**AIM OF THE TASK**
Copy out the data below as written; omit any images.

(Figure content listings)
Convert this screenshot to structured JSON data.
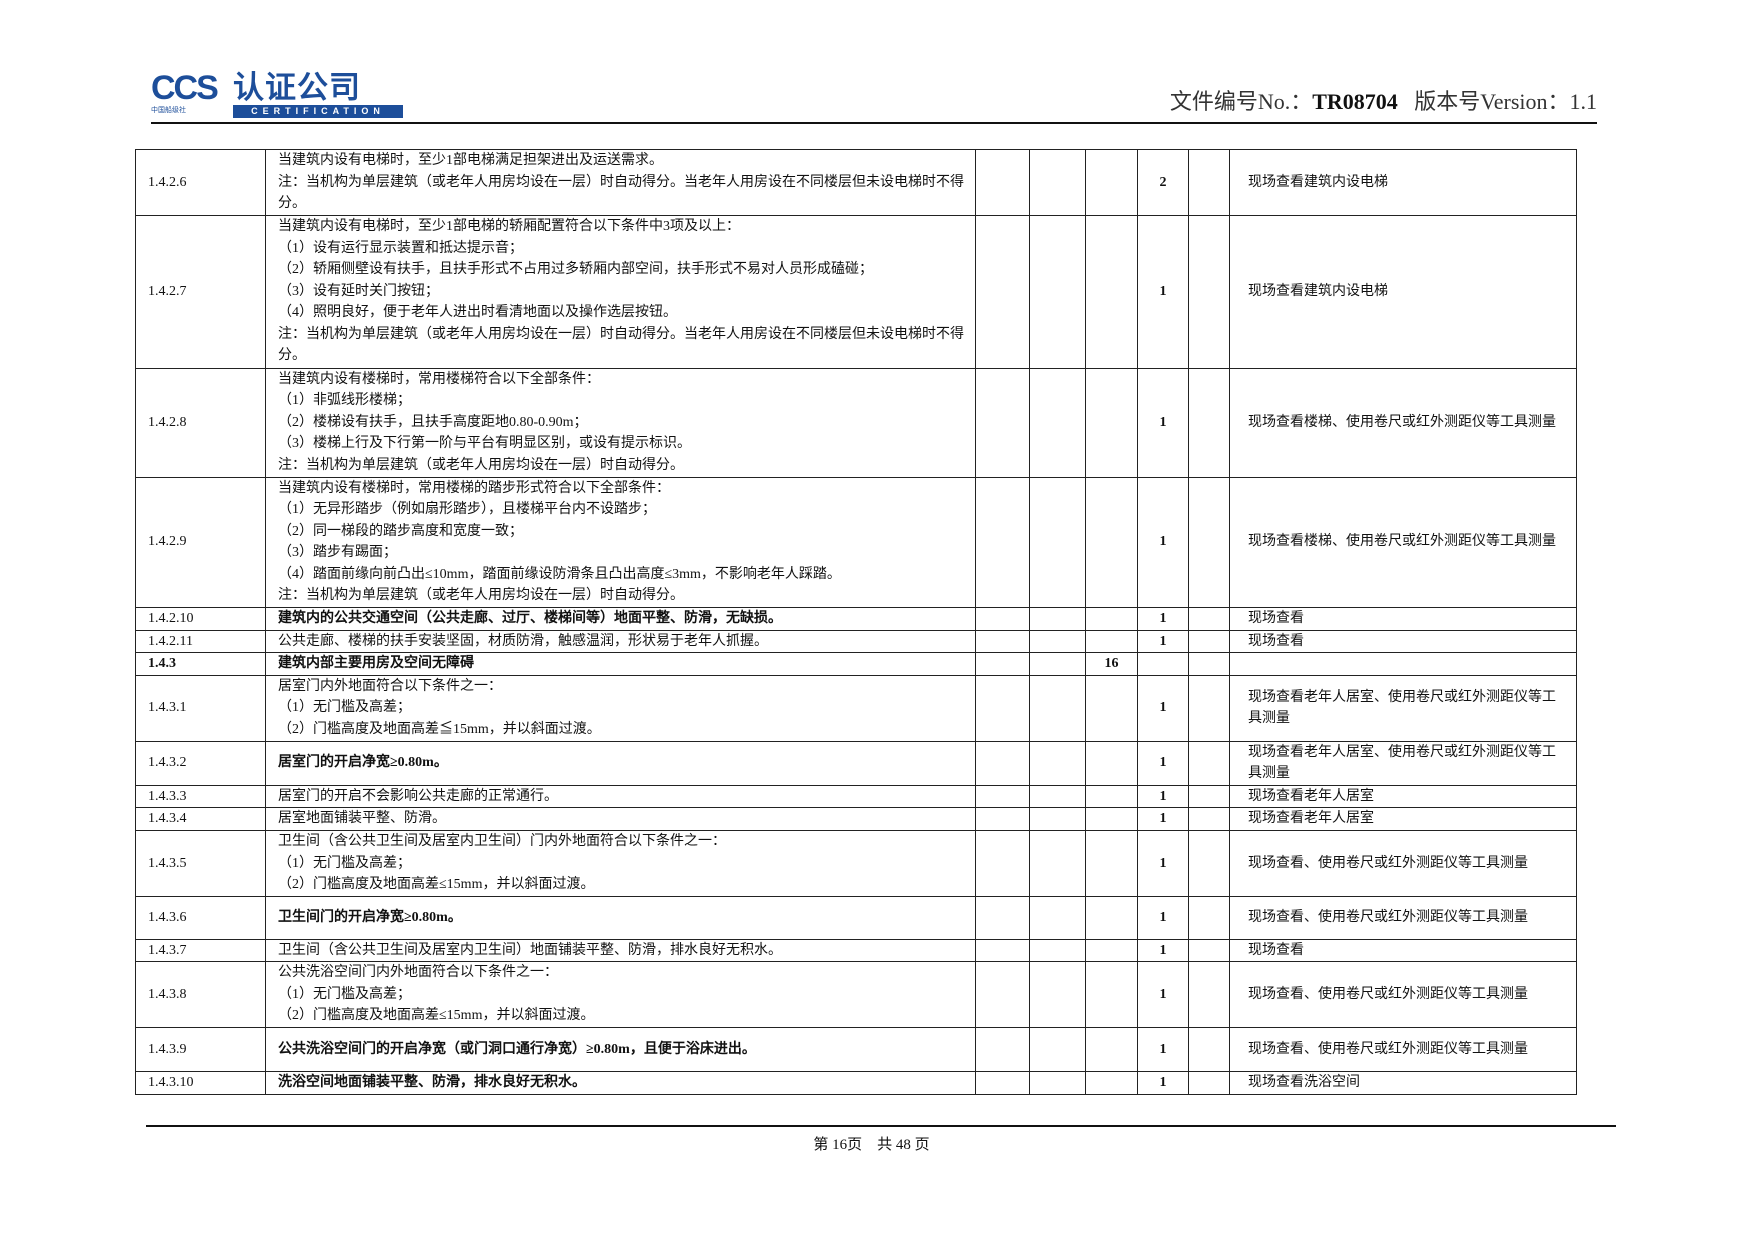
{
  "header": {
    "logo": {
      "mark": "CCS",
      "name_cn": "认证公司",
      "society": "中国船级社",
      "certification": "CERTIFICATION"
    },
    "doc_number_label": "文件编号No.：",
    "doc_number": "TR08704",
    "version_label": "版本号Version：",
    "version": "1.1"
  },
  "rows": [
    {
      "id": "1.4.2.6",
      "lines": [
        "当建筑内设有电梯时，至少1部电梯满足担架进出及运送需求。",
        "注：当机构为单层建筑（或老年人用房均设在一层）时自动得分。当老年人用房设在不同楼层但未设电梯时不得分。"
      ],
      "bold": false,
      "subtotal": "",
      "score": "2",
      "method": "现场查看建筑内设电梯"
    },
    {
      "id": "1.4.2.7",
      "lines": [
        "当建筑内设有电梯时，至少1部电梯的轿厢配置符合以下条件中3项及以上：",
        "（1）设有运行显示装置和抵达提示音；",
        "（2）轿厢侧壁设有扶手，且扶手形式不占用过多轿厢内部空间，扶手形式不易对人员形成磕碰；",
        "（3）设有延时关门按钮；",
        "（4）照明良好，便于老年人进出时看清地面以及操作选层按钮。",
        "注：当机构为单层建筑（或老年人用房均设在一层）时自动得分。当老年人用房设在不同楼层但未设电梯时不得分。"
      ],
      "bold": false,
      "subtotal": "",
      "score": "1",
      "method": "现场查看建筑内设电梯"
    },
    {
      "id": "1.4.2.8",
      "lines": [
        "当建筑内设有楼梯时，常用楼梯符合以下全部条件：",
        "（1）非弧线形楼梯；",
        "（2）楼梯设有扶手，且扶手高度距地0.80-0.90m；",
        "（3）楼梯上行及下行第一阶与平台有明显区别，或设有提示标识。",
        "注：当机构为单层建筑（或老年人用房均设在一层）时自动得分。"
      ],
      "bold": false,
      "subtotal": "",
      "score": "1",
      "method": "现场查看楼梯、使用卷尺或红外测距仪等工具测量"
    },
    {
      "id": "1.4.2.9",
      "lines": [
        "当建筑内设有楼梯时，常用楼梯的踏步形式符合以下全部条件：",
        "（1）无异形踏步（例如扇形踏步），且楼梯平台内不设踏步；",
        "（2）同一梯段的踏步高度和宽度一致；",
        "（3）踏步有踢面；",
        "（4）踏面前缘向前凸出≤10mm，踏面前缘设防滑条且凸出高度≤3mm，不影响老年人踩踏。",
        "注：当机构为单层建筑（或老年人用房均设在一层）时自动得分。"
      ],
      "bold": false,
      "subtotal": "",
      "score": "1",
      "method": "现场查看楼梯、使用卷尺或红外测距仪等工具测量"
    },
    {
      "id": "1.4.2.10",
      "lines": [
        "建筑内的公共交通空间（公共走廊、过厅、楼梯间等）地面平整、防滑，无缺损。"
      ],
      "bold": true,
      "subtotal": "",
      "score": "1",
      "method": "现场查看"
    },
    {
      "id": "1.4.2.11",
      "lines": [
        "公共走廊、楼梯的扶手安装坚固，材质防滑，触感温润，形状易于老年人抓握。"
      ],
      "bold": false,
      "subtotal": "",
      "score": "1",
      "method": "现场查看"
    },
    {
      "id": "1.4.3",
      "lines": [
        "建筑内部主要用房及空间无障碍"
      ],
      "bold": true,
      "section": true,
      "subtotal": "16",
      "score": "",
      "method": ""
    },
    {
      "id": "1.4.3.1",
      "lines": [
        "居室门内外地面符合以下条件之一：",
        "（1）无门槛及高差；",
        "（2）门槛高度及地面高差≦15mm，并以斜面过渡。"
      ],
      "bold": false,
      "subtotal": "",
      "score": "1",
      "method": "现场查看老年人居室、使用卷尺或红外测距仪等工具测量"
    },
    {
      "id": "1.4.3.2",
      "lines": [
        "居室门的开启净宽≥0.80m。"
      ],
      "bold": true,
      "subtotal": "",
      "score": "1",
      "method": "现场查看老年人居室、使用卷尺或红外测距仪等工具测量"
    },
    {
      "id": "1.4.3.3",
      "lines": [
        "居室门的开启不会影响公共走廊的正常通行。"
      ],
      "bold": false,
      "subtotal": "",
      "score": "1",
      "method": "现场查看老年人居室"
    },
    {
      "id": "1.4.3.4",
      "lines": [
        "居室地面铺装平整、防滑。"
      ],
      "bold": false,
      "subtotal": "",
      "score": "1",
      "method": "现场查看老年人居室"
    },
    {
      "id": "1.4.3.5",
      "lines": [
        "卫生间（含公共卫生间及居室内卫生间）门内外地面符合以下条件之一：",
        "（1）无门槛及高差；",
        "（2）门槛高度及地面高差≤15mm，并以斜面过渡。"
      ],
      "bold": false,
      "subtotal": "",
      "score": "1",
      "method": "现场查看、使用卷尺或红外测距仪等工具测量"
    },
    {
      "id": "1.4.3.6",
      "lines": [
        "卫生间门的开启净宽≥0.80m。"
      ],
      "bold": true,
      "subtotal": "",
      "score": "1",
      "method": "现场查看、使用卷尺或红外测距仪等工具测量"
    },
    {
      "id": "1.4.3.7",
      "lines": [
        "卫生间（含公共卫生间及居室内卫生间）地面铺装平整、防滑，排水良好无积水。"
      ],
      "bold": false,
      "subtotal": "",
      "score": "1",
      "method": "现场查看"
    },
    {
      "id": "1.4.3.8",
      "lines": [
        "公共洗浴空间门内外地面符合以下条件之一：",
        "（1）无门槛及高差；",
        "（2）门槛高度及地面高差≤15mm，并以斜面过渡。"
      ],
      "bold": false,
      "subtotal": "",
      "score": "1",
      "method": "现场查看、使用卷尺或红外测距仪等工具测量"
    },
    {
      "id": "1.4.3.9",
      "lines": [
        "公共洗浴空间门的开启净宽（或门洞口通行净宽）≥0.80m，且便于浴床进出。"
      ],
      "bold": true,
      "subtotal": "",
      "score": "1",
      "method": "现场查看、使用卷尺或红外测距仪等工具测量"
    },
    {
      "id": "1.4.3.10",
      "lines": [
        "洗浴空间地面铺装平整、防滑，排水良好无积水。"
      ],
      "bold": true,
      "subtotal": "",
      "score": "1",
      "method": "现场查看洗浴空间"
    }
  ],
  "footer": {
    "page_text": "第 16页    共 48 页"
  }
}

**EXERCISE RESULT**
Convert this screenshot to structured JSON data.
{
  "header": {
    "logo": {
      "mark": "CCS",
      "name_cn": "认证公司",
      "society": "中国船级社",
      "certification": "CERTIFICATION"
    },
    "doc_number_label": "文件编号No.：",
    "doc_number": "TR08704",
    "version_label": "版本号Version：",
    "version": "1.1"
  },
  "rows": [
    {
      "id": "1.4.2.6",
      "lines": [
        "当建筑内设有电梯时，至少1部电梯满足担架进出及运送需求。",
        "注：当机构为单层建筑（或老年人用房均设在一层）时自动得分。当老年人用房设在不同楼层但未设电梯时不得分。"
      ],
      "bold": false,
      "subtotal": "",
      "score": "2",
      "method": "现场查看建筑内设电梯"
    },
    {
      "id": "1.4.2.7",
      "lines": [
        "当建筑内设有电梯时，至少1部电梯的轿厢配置符合以下条件中3项及以上：",
        "（1）设有运行显示装置和抵达提示音；",
        "（2）轿厢侧壁设有扶手，且扶手形式不占用过多轿厢内部空间，扶手形式不易对人员形成磕碰；",
        "（3）设有延时关门按钮；",
        "（4）照明良好，便于老年人进出时看清地面以及操作选层按钮。",
        "注：当机构为单层建筑（或老年人用房均设在一层）时自动得分。当老年人用房设在不同楼层但未设电梯时不得分。"
      ],
      "bold": false,
      "subtotal": "",
      "score": "1",
      "method": "现场查看建筑内设电梯"
    },
    {
      "id": "1.4.2.8",
      "lines": [
        "当建筑内设有楼梯时，常用楼梯符合以下全部条件：",
        "（1）非弧线形楼梯；",
        "（2）楼梯设有扶手，且扶手高度距地0.80-0.90m；",
        "（3）楼梯上行及下行第一阶与平台有明显区别，或设有提示标识。",
        "注：当机构为单层建筑（或老年人用房均设在一层）时自动得分。"
      ],
      "bold": false,
      "subtotal": "",
      "score": "1",
      "method": "现场查看楼梯、使用卷尺或红外测距仪等工具测量"
    },
    {
      "id": "1.4.2.9",
      "lines": [
        "当建筑内设有楼梯时，常用楼梯的踏步形式符合以下全部条件：",
        "（1）无异形踏步（例如扇形踏步），且楼梯平台内不设踏步；",
        "（2）同一梯段的踏步高度和宽度一致；",
        "（3）踏步有踢面；",
        "（4）踏面前缘向前凸出≤10mm，踏面前缘设防滑条且凸出高度≤3mm，不影响老年人踩踏。",
        "注：当机构为单层建筑（或老年人用房均设在一层）时自动得分。"
      ],
      "bold": false,
      "subtotal": "",
      "score": "1",
      "method": "现场查看楼梯、使用卷尺或红外测距仪等工具测量"
    },
    {
      "id": "1.4.2.10",
      "lines": [
        "建筑内的公共交通空间（公共走廊、过厅、楼梯间等）地面平整、防滑，无缺损。"
      ],
      "bold": true,
      "subtotal": "",
      "score": "1",
      "method": "现场查看"
    },
    {
      "id": "1.4.2.11",
      "lines": [
        "公共走廊、楼梯的扶手安装坚固，材质防滑，触感温润，形状易于老年人抓握。"
      ],
      "bold": false,
      "subtotal": "",
      "score": "1",
      "method": "现场查看"
    },
    {
      "id": "1.4.3",
      "lines": [
        "建筑内部主要用房及空间无障碍"
      ],
      "bold": true,
      "section": true,
      "subtotal": "16",
      "score": "",
      "method": ""
    },
    {
      "id": "1.4.3.1",
      "lines": [
        "居室门内外地面符合以下条件之一：",
        "（1）无门槛及高差；",
        "（2）门槛高度及地面高差≦15mm，并以斜面过渡。"
      ],
      "bold": false,
      "subtotal": "",
      "score": "1",
      "method": "现场查看老年人居室、使用卷尺或红外测距仪等工具测量"
    },
    {
      "id": "1.4.3.2",
      "lines": [
        "居室门的开启净宽≥0.80m。"
      ],
      "bold": true,
      "subtotal": "",
      "score": "1",
      "method": "现场查看老年人居室、使用卷尺或红外测距仪等工具测量"
    },
    {
      "id": "1.4.3.3",
      "lines": [
        "居室门的开启不会影响公共走廊的正常通行。"
      ],
      "bold": false,
      "subtotal": "",
      "score": "1",
      "method": "现场查看老年人居室"
    },
    {
      "id": "1.4.3.4",
      "lines": [
        "居室地面铺装平整、防滑。"
      ],
      "bold": false,
      "subtotal": "",
      "score": "1",
      "method": "现场查看老年人居室"
    },
    {
      "id": "1.4.3.5",
      "lines": [
        "卫生间（含公共卫生间及居室内卫生间）门内外地面符合以下条件之一：",
        "（1）无门槛及高差；",
        "（2）门槛高度及地面高差≤15mm，并以斜面过渡。"
      ],
      "bold": false,
      "subtotal": "",
      "score": "1",
      "method": "现场查看、使用卷尺或红外测距仪等工具测量"
    },
    {
      "id": "1.4.3.6",
      "lines": [
        "卫生间门的开启净宽≥0.80m。"
      ],
      "bold": true,
      "subtotal": "",
      "score": "1",
      "method": "现场查看、使用卷尺或红外测距仪等工具测量"
    },
    {
      "id": "1.4.3.7",
      "lines": [
        "卫生间（含公共卫生间及居室内卫生间）地面铺装平整、防滑，排水良好无积水。"
      ],
      "bold": false,
      "subtotal": "",
      "score": "1",
      "method": "现场查看"
    },
    {
      "id": "1.4.3.8",
      "lines": [
        "公共洗浴空间门内外地面符合以下条件之一：",
        "（1）无门槛及高差；",
        "（2）门槛高度及地面高差≤15mm，并以斜面过渡。"
      ],
      "bold": false,
      "subtotal": "",
      "score": "1",
      "method": "现场查看、使用卷尺或红外测距仪等工具测量"
    },
    {
      "id": "1.4.3.9",
      "lines": [
        "公共洗浴空间门的开启净宽（或门洞口通行净宽）≥0.80m，且便于浴床进出。"
      ],
      "bold": true,
      "subtotal": "",
      "score": "1",
      "method": "现场查看、使用卷尺或红外测距仪等工具测量"
    },
    {
      "id": "1.4.3.10",
      "lines": [
        "洗浴空间地面铺装平整、防滑，排水良好无积水。"
      ],
      "bold": true,
      "subtotal": "",
      "score": "1",
      "method": "现场查看洗浴空间"
    }
  ],
  "footer": {
    "page_text": "第 16页    共 48 页"
  }
}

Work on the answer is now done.